Dataset rows:

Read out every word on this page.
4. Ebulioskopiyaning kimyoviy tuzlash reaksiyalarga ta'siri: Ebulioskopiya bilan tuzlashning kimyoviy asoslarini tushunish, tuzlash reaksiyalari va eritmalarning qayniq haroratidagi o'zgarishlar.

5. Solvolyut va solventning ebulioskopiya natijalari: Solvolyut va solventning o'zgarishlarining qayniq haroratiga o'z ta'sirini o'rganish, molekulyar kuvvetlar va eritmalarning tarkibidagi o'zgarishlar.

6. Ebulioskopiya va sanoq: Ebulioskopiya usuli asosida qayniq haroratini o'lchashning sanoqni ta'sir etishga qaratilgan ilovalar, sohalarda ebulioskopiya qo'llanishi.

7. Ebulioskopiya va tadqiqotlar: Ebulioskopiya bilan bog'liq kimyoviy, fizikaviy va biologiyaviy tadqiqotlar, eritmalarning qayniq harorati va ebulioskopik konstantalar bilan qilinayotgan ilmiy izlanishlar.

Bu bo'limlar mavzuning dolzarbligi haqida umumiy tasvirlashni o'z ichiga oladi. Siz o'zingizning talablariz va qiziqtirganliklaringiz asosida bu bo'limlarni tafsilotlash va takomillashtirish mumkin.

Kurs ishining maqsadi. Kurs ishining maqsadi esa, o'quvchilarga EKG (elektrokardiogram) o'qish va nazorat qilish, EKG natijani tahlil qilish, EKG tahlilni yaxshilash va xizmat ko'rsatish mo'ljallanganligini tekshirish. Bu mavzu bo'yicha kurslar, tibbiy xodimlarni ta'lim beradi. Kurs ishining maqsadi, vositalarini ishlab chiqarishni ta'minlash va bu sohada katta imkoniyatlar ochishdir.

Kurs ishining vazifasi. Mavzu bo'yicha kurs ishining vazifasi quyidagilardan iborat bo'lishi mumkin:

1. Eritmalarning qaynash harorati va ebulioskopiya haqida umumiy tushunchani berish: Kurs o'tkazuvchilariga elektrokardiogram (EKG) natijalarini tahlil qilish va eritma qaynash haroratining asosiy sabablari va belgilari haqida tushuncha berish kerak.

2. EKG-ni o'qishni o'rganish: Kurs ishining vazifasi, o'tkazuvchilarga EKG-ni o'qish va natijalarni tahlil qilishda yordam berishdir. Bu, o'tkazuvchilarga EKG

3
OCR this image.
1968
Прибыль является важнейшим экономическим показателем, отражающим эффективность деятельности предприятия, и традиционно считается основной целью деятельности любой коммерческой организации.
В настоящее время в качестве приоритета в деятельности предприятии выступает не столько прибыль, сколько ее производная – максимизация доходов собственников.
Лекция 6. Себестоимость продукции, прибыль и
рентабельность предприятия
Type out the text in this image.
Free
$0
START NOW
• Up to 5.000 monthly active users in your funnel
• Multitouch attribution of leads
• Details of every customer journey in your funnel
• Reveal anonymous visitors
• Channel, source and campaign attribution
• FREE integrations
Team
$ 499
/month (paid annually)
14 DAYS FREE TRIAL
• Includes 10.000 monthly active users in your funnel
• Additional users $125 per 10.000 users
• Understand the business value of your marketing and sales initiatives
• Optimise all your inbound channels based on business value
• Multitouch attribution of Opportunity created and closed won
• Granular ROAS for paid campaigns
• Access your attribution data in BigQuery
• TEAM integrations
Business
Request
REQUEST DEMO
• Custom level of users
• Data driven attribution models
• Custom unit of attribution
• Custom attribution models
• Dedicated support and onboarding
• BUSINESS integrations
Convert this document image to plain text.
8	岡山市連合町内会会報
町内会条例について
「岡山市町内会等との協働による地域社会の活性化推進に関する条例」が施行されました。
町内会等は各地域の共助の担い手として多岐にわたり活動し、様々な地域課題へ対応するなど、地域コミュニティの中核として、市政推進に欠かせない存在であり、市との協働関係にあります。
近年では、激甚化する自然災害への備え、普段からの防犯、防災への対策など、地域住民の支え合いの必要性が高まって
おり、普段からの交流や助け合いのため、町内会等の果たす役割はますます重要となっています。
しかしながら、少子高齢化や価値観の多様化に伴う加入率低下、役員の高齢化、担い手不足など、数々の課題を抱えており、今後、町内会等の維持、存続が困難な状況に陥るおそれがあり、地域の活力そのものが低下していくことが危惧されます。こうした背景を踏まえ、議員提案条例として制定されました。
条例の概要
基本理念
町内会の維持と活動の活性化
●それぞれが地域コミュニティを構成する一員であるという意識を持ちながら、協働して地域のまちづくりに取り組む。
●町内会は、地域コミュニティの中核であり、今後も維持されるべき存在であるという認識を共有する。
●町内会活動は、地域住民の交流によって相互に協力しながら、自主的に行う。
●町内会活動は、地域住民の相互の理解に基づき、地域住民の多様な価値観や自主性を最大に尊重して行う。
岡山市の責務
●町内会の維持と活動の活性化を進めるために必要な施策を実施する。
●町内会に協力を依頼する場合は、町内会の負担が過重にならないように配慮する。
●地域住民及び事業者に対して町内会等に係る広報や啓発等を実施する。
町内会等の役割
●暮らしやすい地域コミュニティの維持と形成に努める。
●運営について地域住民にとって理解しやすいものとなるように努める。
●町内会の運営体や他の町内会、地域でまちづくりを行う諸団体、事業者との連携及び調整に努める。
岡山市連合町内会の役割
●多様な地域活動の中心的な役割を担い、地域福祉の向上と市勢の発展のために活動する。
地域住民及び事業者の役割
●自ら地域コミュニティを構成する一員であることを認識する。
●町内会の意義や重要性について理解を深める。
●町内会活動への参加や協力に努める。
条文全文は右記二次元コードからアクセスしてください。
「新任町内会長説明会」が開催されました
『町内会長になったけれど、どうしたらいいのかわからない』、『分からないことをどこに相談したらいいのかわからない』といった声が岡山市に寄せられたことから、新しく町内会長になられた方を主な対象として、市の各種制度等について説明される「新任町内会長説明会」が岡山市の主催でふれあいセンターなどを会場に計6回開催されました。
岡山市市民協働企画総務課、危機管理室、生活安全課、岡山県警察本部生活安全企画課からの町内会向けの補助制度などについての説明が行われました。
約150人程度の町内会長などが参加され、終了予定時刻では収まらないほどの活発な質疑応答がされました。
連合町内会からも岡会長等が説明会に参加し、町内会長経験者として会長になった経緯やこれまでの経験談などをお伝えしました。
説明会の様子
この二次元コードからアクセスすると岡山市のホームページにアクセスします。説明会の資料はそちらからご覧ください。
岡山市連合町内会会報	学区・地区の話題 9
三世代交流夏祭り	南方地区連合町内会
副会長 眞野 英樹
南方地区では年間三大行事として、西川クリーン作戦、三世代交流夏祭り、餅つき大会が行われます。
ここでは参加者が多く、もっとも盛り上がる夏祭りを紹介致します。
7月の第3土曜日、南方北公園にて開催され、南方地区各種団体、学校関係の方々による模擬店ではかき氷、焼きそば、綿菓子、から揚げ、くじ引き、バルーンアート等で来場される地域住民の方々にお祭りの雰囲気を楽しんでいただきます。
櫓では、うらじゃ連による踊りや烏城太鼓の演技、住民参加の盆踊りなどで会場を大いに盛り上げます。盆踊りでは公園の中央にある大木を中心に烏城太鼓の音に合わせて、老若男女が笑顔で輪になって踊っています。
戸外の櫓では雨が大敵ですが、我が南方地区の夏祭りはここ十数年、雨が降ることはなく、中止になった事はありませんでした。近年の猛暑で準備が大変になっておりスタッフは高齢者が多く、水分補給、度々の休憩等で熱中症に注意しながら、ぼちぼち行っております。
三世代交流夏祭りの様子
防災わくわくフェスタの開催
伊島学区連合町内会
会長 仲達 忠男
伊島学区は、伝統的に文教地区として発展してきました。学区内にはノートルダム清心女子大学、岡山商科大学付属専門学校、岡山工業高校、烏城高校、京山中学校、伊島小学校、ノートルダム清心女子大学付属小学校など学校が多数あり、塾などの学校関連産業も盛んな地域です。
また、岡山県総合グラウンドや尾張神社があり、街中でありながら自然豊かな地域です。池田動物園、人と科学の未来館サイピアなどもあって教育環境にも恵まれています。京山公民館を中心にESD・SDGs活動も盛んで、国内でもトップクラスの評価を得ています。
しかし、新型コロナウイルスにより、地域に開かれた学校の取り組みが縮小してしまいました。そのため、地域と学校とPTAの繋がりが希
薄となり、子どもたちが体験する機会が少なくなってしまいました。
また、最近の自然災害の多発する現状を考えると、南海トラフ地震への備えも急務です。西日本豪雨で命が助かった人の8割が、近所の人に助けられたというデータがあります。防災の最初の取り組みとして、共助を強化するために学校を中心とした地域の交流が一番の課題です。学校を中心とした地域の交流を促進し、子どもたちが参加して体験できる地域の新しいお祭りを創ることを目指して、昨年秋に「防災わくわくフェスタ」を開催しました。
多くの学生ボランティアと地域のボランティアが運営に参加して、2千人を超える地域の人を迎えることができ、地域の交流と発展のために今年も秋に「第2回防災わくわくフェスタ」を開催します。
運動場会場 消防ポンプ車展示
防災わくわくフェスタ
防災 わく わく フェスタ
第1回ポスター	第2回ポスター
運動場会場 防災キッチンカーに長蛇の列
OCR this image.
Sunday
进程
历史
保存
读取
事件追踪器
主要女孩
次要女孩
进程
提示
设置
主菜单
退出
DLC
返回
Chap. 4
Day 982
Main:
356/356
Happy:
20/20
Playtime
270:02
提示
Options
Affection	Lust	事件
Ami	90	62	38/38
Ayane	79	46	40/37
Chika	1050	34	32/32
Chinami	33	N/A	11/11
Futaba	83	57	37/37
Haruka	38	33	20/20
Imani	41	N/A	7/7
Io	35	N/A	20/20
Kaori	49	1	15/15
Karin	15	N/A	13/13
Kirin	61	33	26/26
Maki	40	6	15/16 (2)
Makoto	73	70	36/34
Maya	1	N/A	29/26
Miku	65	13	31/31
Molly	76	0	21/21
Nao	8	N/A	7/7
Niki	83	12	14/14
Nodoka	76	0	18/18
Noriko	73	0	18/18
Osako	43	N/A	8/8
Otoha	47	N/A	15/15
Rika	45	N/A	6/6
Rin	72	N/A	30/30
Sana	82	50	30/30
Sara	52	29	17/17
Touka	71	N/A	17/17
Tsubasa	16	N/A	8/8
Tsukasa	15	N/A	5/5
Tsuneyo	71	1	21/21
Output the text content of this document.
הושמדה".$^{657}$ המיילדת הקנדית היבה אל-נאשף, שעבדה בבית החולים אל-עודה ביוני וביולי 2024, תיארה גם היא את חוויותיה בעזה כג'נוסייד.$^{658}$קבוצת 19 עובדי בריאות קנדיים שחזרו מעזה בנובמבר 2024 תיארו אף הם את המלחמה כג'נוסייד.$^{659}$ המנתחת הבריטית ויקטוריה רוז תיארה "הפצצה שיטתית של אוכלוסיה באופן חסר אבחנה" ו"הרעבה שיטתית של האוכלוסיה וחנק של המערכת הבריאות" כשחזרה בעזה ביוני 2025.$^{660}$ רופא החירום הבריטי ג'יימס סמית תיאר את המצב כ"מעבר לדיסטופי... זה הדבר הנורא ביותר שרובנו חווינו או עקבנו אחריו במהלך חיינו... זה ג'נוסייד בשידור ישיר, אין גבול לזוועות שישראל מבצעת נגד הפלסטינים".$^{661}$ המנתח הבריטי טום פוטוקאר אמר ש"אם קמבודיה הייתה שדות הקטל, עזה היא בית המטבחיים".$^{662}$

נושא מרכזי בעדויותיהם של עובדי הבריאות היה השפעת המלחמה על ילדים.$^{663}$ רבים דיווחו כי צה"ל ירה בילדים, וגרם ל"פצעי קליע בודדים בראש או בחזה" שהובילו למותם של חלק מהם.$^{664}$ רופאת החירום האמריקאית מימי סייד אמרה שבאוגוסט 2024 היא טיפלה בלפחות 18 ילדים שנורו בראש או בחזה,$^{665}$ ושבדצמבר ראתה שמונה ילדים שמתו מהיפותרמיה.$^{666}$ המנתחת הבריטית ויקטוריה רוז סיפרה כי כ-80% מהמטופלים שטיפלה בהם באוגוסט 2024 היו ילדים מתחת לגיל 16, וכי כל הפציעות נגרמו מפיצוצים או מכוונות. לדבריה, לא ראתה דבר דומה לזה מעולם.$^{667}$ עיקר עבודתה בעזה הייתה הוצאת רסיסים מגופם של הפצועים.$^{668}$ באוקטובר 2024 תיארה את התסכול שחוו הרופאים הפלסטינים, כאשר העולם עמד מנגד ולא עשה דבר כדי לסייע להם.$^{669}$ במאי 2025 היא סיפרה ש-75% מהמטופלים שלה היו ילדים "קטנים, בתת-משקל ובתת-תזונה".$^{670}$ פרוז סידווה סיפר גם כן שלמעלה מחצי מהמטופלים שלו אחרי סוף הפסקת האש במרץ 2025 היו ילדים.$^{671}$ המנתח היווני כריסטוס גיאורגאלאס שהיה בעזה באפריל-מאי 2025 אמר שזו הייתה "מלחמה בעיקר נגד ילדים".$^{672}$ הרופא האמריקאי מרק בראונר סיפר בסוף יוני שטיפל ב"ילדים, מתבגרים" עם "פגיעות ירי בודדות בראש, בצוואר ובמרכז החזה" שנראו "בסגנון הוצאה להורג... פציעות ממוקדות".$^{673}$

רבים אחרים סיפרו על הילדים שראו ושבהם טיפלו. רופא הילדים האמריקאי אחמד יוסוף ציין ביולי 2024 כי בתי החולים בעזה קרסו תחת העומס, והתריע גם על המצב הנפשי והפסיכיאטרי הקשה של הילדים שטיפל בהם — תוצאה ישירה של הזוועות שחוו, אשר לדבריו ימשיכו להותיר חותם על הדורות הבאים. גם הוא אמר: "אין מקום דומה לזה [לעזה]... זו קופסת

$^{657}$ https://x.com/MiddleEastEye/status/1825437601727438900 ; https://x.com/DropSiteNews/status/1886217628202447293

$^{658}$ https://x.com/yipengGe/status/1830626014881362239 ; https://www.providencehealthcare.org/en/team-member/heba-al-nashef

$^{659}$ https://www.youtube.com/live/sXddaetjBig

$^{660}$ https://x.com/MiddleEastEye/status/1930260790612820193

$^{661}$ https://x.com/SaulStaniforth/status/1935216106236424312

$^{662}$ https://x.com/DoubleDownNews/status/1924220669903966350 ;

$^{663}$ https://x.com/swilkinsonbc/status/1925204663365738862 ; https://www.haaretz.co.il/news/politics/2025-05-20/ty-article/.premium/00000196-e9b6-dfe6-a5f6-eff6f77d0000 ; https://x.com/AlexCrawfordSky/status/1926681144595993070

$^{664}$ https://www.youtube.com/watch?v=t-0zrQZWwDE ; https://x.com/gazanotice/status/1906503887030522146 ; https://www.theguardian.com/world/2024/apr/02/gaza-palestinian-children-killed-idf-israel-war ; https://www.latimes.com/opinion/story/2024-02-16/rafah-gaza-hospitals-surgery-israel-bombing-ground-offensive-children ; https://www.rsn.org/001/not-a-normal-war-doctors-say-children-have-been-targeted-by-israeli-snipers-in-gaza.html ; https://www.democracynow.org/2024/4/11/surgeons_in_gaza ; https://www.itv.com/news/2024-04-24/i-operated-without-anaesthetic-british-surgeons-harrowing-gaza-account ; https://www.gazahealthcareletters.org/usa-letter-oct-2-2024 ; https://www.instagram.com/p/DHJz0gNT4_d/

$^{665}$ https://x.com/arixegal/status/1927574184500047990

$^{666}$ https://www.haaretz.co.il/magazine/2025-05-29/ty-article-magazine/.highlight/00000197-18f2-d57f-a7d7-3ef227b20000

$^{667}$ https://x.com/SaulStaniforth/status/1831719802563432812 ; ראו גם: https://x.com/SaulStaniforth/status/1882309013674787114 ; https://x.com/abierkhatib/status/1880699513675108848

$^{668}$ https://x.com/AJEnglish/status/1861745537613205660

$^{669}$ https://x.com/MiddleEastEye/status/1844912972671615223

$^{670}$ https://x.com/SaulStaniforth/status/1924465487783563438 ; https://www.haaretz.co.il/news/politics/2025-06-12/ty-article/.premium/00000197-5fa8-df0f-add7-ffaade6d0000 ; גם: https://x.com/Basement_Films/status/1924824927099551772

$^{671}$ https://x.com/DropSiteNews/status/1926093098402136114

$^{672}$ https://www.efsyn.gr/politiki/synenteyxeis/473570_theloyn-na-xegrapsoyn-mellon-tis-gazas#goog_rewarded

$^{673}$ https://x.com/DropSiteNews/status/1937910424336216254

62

Exercise goal: Exactly how many lines of the listing above contain the string "運動場会場"? Give no more than the number.

Response to this task: 2